Data to use:
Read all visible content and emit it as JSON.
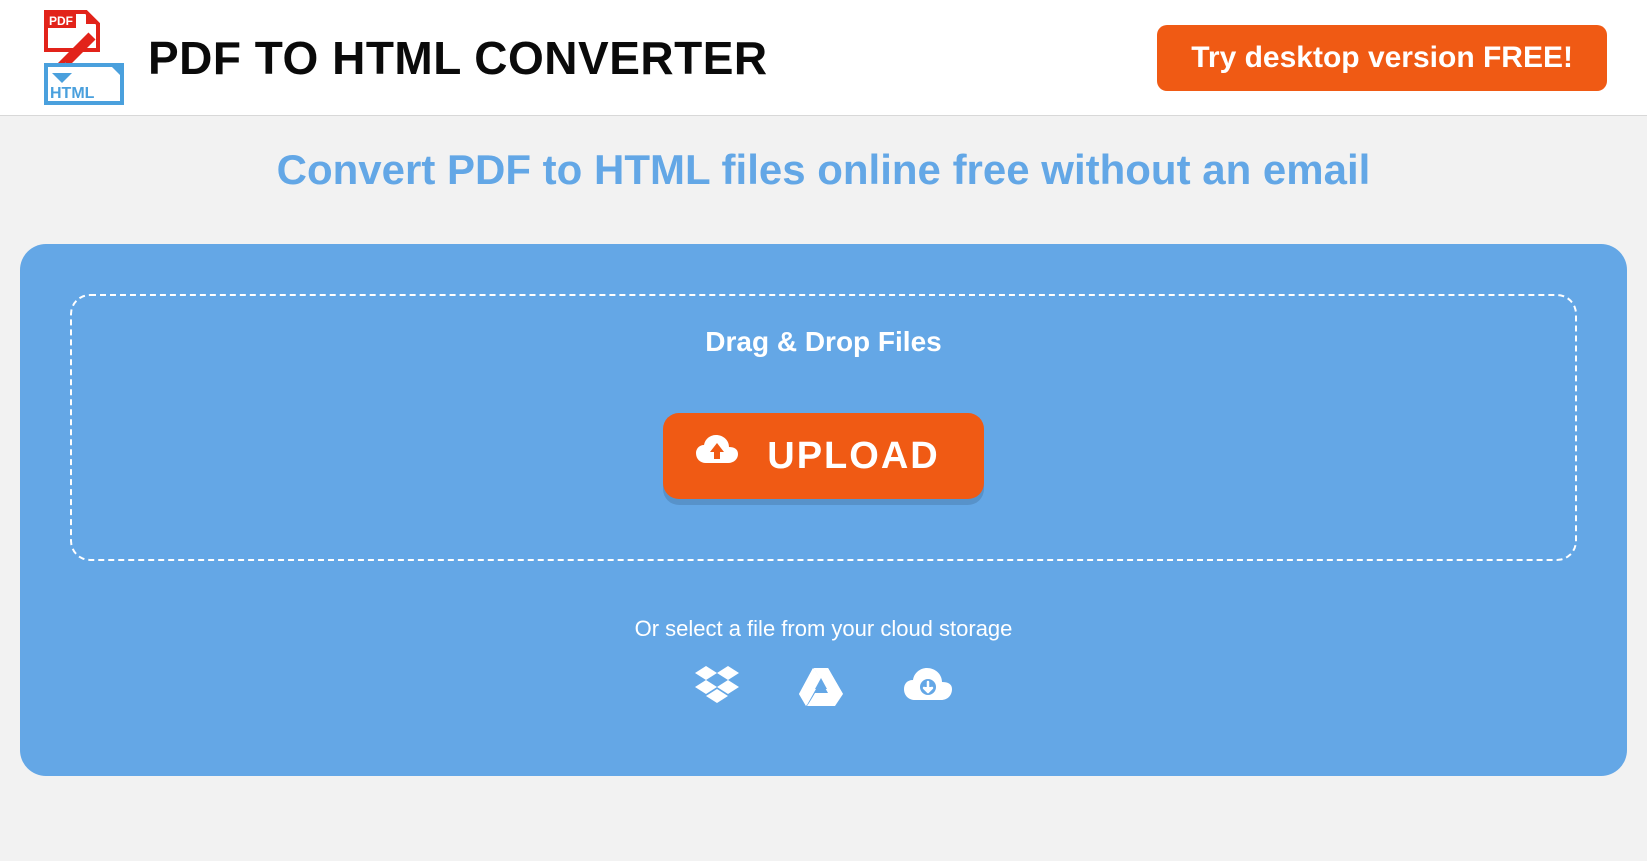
{
  "header": {
    "title": "PDF TO HTML CONVERTER",
    "cta_label": "Try desktop version FREE!"
  },
  "main": {
    "subtitle": "Convert PDF to HTML files online free without an email",
    "dropzone_label": "Drag & Drop Files",
    "upload_label": "UPLOAD",
    "cloud_label": "Or select a file from your cloud storage"
  },
  "colors": {
    "accent": "#f05a14",
    "panel": "#64a7e6",
    "subtitle": "#63a7e6"
  }
}
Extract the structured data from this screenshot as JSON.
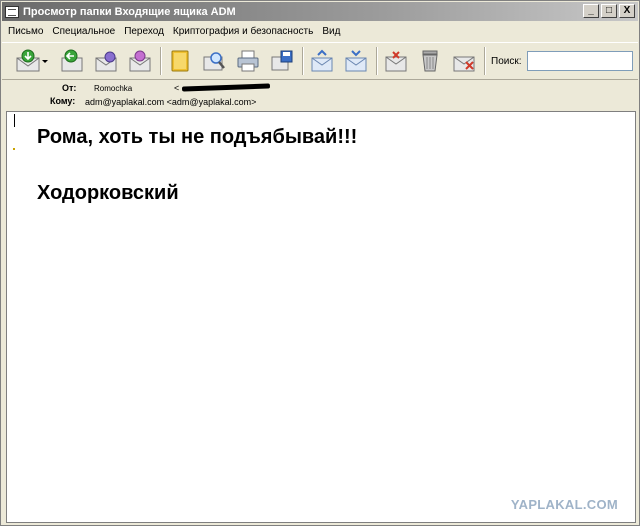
{
  "window": {
    "title": "Просмотр папки Входящие ящика ADM",
    "minimize_glyph": "_",
    "maximize_glyph": "□",
    "close_glyph": "X"
  },
  "menu": {
    "items": [
      "Письмо",
      "Специальное",
      "Переход",
      "Криптография и безопасность",
      "Вид"
    ]
  },
  "toolbar": {
    "buttons": [
      "get-mail-icon",
      "dropdown-arrow-icon",
      "reply-icon",
      "reply-all-icon",
      "forward-icon",
      "address-book-icon",
      "find-icon",
      "print-icon",
      "save-icon",
      "previous-message-icon",
      "next-message-icon",
      "mark-unread-icon",
      "delete-icon",
      "junk-icon"
    ],
    "search_label": "Поиск:",
    "search_value": ""
  },
  "headers": {
    "from_label": "От:",
    "from_name": "Romochka",
    "from_address_open": "<",
    "to_label": "Кому:",
    "to_value": "adm@yaplakal.com <adm@yaplakal.com>"
  },
  "message": {
    "line1": "Рома, хоть ты не подъябывай!!!",
    "line2": "Ходорковский"
  },
  "watermark": "YAPLAKAL.COM",
  "colors": {
    "toolbar_green": "#3aa53a",
    "toolbar_blue": "#3b6fc6",
    "watermark": "#9fb3c8"
  }
}
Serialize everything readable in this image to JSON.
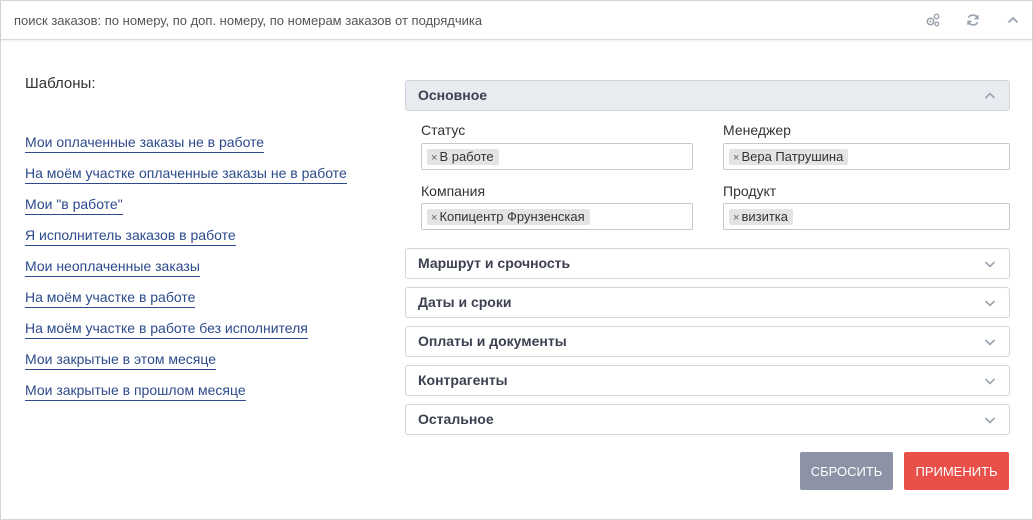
{
  "search": {
    "placeholder": "поиск заказов: по номеру, по доп. номеру, по номерам заказов от подрядчика"
  },
  "toolbar": {
    "icons": [
      "settings-gears-icon",
      "refresh-icon",
      "chevron-up-icon"
    ],
    "icon_color": "#9aa3ad"
  },
  "templates": {
    "title": "Шаблоны:",
    "links": [
      "Мои оплаченные заказы не в работе",
      "На моём участке оплаченные заказы не в работе",
      "Мои \"в работе\"",
      "Я исполнитель заказов в работе",
      "Мои неоплаченные заказы",
      "На моём участке в работе",
      "На моём участке в работе без исполнителя",
      "Мои закрытые в этом месяце",
      "Мои закрытые в прошлом месяце"
    ]
  },
  "filters": {
    "main": {
      "title": "Основное",
      "status": {
        "label": "Статус",
        "tag": "В работе"
      },
      "manager": {
        "label": "Менеджер",
        "tag": "Вера Патрушина"
      },
      "company": {
        "label": "Компания",
        "tag": "Копицентр Фрунзенская"
      },
      "product": {
        "label": "Продукт",
        "tag": "визитка"
      }
    },
    "sections": [
      "Маршрут и срочность",
      "Даты и сроки",
      "Оплаты и документы",
      "Контрагенты",
      "Остальное"
    ]
  },
  "actions": {
    "reset": "СБРОСИТЬ",
    "apply": "ПРИМЕНИТЬ"
  },
  "colors": {
    "link": "#2c4a8c",
    "reset_button": "#8d93a6",
    "apply_button": "#e9504a",
    "open_section_bg": "#e8ebef"
  }
}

What the task requires:
Transcribe the material as is, with images omitted.

The response:
Read all visible content and emit it as JSON.
{
  "header": {
    "title": "PDF TO HTML CONVERTER",
    "cta_label": "Try desktop version FREE!"
  },
  "main": {
    "subtitle": "Convert PDF to HTML files online free without an email",
    "dropzone_label": "Drag & Drop Files",
    "upload_label": "UPLOAD",
    "cloud_label": "Or select a file from your cloud storage"
  },
  "colors": {
    "accent": "#f05a14",
    "panel": "#64a7e6",
    "subtitle": "#63a7e6"
  }
}
Extract the structured data from this screenshot as JSON.
{
  "window": {
    "title": "Просмотр папки Входящие ящика ADM",
    "minimize_glyph": "_",
    "maximize_glyph": "□",
    "close_glyph": "X"
  },
  "menu": {
    "items": [
      "Письмо",
      "Специальное",
      "Переход",
      "Криптография и безопасность",
      "Вид"
    ]
  },
  "toolbar": {
    "buttons": [
      "get-mail-icon",
      "dropdown-arrow-icon",
      "reply-icon",
      "reply-all-icon",
      "forward-icon",
      "address-book-icon",
      "find-icon",
      "print-icon",
      "save-icon",
      "previous-message-icon",
      "next-message-icon",
      "mark-unread-icon",
      "delete-icon",
      "junk-icon"
    ],
    "search_label": "Поиск:",
    "search_value": ""
  },
  "headers": {
    "from_label": "От:",
    "from_name": "Romochka",
    "from_address_open": "<",
    "to_label": "Кому:",
    "to_value": "adm@yaplakal.com <adm@yaplakal.com>"
  },
  "message": {
    "line1": "Рома, хоть ты не подъябывай!!!",
    "line2": "Ходорковский"
  },
  "watermark": "YAPLAKAL.COM",
  "colors": {
    "toolbar_green": "#3aa53a",
    "toolbar_blue": "#3b6fc6",
    "watermark": "#9fb3c8"
  }
}
Serialize everything readable in this image to JSON.
{
  "search": {
    "placeholder": "поиск заказов: по номеру, по доп. номеру, по номерам заказов от подрядчика"
  },
  "toolbar": {
    "icons": [
      "settings-gears-icon",
      "refresh-icon",
      "chevron-up-icon"
    ],
    "icon_color": "#9aa3ad"
  },
  "templates": {
    "title": "Шаблоны:",
    "links": [
      "Мои оплаченные заказы не в работе",
      "На моём участке оплаченные заказы не в работе",
      "Мои \"в работе\"",
      "Я исполнитель заказов в работе",
      "Мои неоплаченные заказы",
      "На моём участке в работе",
      "На моём участке в работе без исполнителя",
      "Мои закрытые в этом месяце",
      "Мои закрытые в прошлом месяце"
    ]
  },
  "filters": {
    "main": {
      "title": "Основное",
      "status": {
        "label": "Статус",
        "tag": "В работе"
      },
      "manager": {
        "label": "Менеджер",
        "tag": "Вера Патрушина"
      },
      "company": {
        "label": "Компания",
        "tag": "Копицентр Фрунзенская"
      },
      "product": {
        "label": "Продукт",
        "tag": "визитка"
      }
    },
    "sections": [
      "Маршрут и срочность",
      "Даты и сроки",
      "Оплаты и документы",
      "Контрагенты",
      "Остальное"
    ]
  },
  "actions": {
    "reset": "СБРОСИТЬ",
    "apply": "ПРИМЕНИТЬ"
  },
  "colors": {
    "link": "#2c4a8c",
    "reset_button": "#8d93a6",
    "apply_button": "#e9504a",
    "open_section_bg": "#e8ebef"
  }
}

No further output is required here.